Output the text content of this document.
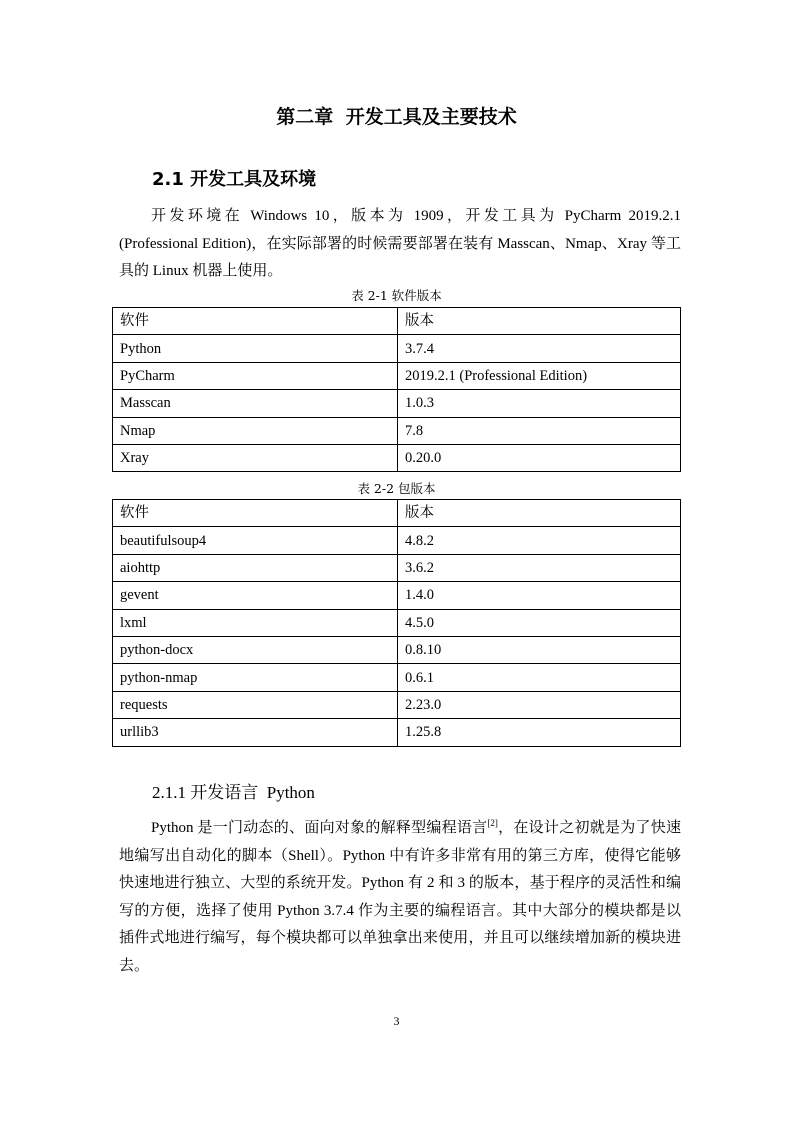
第二章 开发工具及主要技术
2.1 开发工具及环境

开发环境在 Windows 10，版本为 1909，开发工具为 PyCharm 2019.2.1 (Professional Edition)，在实际部署的时候需要部署在装有 Masscan、Nmap、Xray 等工具的 Linux 机器上使用。

表 2-1 软件版本

软件	版本
Python	3.7.4
PyCharm	2019.2.1 (Professional Edition)
Masscan	1.0.3
Nmap	7.8
Xray	0.20.0

表 2-2 包版本

软件	版本
beautifulsoup4	4.8.2
aiohttp	3.6.2
gevent	1.4.0
lxml	4.5.0
python-docx	0.8.10
python-nmap	0.6.1
requests	2.23.0
urllib3	1.25.8
2.1.1 开发语言 Python

Python 是一门动态的、面向对象的解释型编程语言[2]，在设计之初就是为了快速地编写出自动化的脚本（Shell）。Python 中有许多非常有用的第三方库，使得它能够快速地进行独立、大型的系统开发。Python 有 2 和 3 的版本，基于程序的灵活性和编写的方便，选择了使用 Python 3.7.4 作为主要的编程语言。其中大部分的模块都是以插件式地进行编写，每个模块都可以单独拿出来使用，并且可以继续增加新的模块进去。

3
========================================
#### [EXERCISE]
Copy every line above that holds the word "PyCharm".

#### [RESULT]
开发环境在 Windows 10，版本为 1909，开发工具为 PyCharm 2019.2.1 (Professional Edition)，在实际部署的时候需要部署在装有 Masscan、Nmap、Xray 等工具的 Linux 机器上使用。
PyCharm	2019.2.1 (Professional Edition)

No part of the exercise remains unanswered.